REQUIRED WORK
Look through the material below and count the lines with the string "this". Report only the count.

INPUT RECORDS

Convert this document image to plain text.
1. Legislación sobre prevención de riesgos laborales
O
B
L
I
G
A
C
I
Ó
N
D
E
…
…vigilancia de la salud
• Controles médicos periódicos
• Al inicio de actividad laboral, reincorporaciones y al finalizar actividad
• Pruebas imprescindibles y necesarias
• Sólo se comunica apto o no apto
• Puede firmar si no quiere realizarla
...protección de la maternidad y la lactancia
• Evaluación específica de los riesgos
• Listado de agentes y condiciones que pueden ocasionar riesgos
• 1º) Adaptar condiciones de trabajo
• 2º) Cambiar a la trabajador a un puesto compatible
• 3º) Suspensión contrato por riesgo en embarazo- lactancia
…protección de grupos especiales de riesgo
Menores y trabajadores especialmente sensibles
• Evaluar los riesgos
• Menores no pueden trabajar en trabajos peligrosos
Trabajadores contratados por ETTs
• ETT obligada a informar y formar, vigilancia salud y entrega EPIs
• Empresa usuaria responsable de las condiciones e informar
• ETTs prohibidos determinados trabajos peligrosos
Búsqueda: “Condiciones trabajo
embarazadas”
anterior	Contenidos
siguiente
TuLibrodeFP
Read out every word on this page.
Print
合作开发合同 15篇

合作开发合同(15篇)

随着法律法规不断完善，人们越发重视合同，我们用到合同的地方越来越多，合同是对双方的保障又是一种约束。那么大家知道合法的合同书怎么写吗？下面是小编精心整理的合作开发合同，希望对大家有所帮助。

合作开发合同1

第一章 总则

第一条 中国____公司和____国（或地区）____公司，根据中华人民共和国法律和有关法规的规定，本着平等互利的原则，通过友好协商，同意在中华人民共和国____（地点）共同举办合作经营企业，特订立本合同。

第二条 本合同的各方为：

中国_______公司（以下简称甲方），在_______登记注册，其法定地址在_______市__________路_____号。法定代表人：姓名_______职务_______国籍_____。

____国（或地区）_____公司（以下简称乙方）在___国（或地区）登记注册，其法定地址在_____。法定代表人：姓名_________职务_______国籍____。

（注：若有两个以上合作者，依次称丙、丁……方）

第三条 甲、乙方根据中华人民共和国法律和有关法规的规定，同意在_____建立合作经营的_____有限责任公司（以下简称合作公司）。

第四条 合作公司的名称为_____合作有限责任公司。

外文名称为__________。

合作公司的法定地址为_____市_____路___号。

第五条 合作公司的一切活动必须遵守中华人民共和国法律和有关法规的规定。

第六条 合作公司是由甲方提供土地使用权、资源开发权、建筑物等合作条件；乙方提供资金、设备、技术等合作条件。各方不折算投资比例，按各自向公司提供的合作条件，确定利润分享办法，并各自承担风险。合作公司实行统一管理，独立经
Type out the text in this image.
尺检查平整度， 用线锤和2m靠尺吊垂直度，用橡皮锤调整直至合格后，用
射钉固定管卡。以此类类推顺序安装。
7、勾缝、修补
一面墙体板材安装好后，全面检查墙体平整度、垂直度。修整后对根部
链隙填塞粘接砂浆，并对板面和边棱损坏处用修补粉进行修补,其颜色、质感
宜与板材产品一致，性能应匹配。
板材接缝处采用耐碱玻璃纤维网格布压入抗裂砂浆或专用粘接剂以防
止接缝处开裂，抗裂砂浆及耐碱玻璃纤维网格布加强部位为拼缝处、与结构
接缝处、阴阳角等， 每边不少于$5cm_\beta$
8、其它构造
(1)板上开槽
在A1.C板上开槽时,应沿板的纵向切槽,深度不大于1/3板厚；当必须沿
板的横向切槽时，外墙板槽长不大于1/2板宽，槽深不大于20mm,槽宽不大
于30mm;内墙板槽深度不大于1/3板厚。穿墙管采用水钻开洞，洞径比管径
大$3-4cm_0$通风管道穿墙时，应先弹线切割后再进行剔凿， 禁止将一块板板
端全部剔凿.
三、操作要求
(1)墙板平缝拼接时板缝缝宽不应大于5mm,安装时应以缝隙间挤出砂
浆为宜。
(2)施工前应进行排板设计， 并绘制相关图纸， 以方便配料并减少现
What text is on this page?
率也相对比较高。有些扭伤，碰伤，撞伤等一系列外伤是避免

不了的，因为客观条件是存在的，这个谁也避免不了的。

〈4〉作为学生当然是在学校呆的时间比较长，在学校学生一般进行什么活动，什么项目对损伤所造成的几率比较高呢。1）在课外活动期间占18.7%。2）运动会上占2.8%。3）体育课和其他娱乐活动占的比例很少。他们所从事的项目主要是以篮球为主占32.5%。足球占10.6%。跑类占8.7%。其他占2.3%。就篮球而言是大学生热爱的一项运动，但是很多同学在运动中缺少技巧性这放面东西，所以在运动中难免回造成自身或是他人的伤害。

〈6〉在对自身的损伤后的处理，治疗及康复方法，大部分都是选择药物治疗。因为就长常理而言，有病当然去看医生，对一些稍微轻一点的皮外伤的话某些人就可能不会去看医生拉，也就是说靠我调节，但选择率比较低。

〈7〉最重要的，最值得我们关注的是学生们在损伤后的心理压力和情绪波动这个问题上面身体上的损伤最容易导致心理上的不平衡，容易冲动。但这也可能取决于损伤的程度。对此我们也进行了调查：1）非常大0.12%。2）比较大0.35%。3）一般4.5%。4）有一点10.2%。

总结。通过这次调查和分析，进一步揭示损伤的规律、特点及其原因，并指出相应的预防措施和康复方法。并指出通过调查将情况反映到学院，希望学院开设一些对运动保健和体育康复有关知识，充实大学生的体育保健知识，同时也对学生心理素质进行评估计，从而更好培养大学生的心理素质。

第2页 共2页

FINAL RESULT
4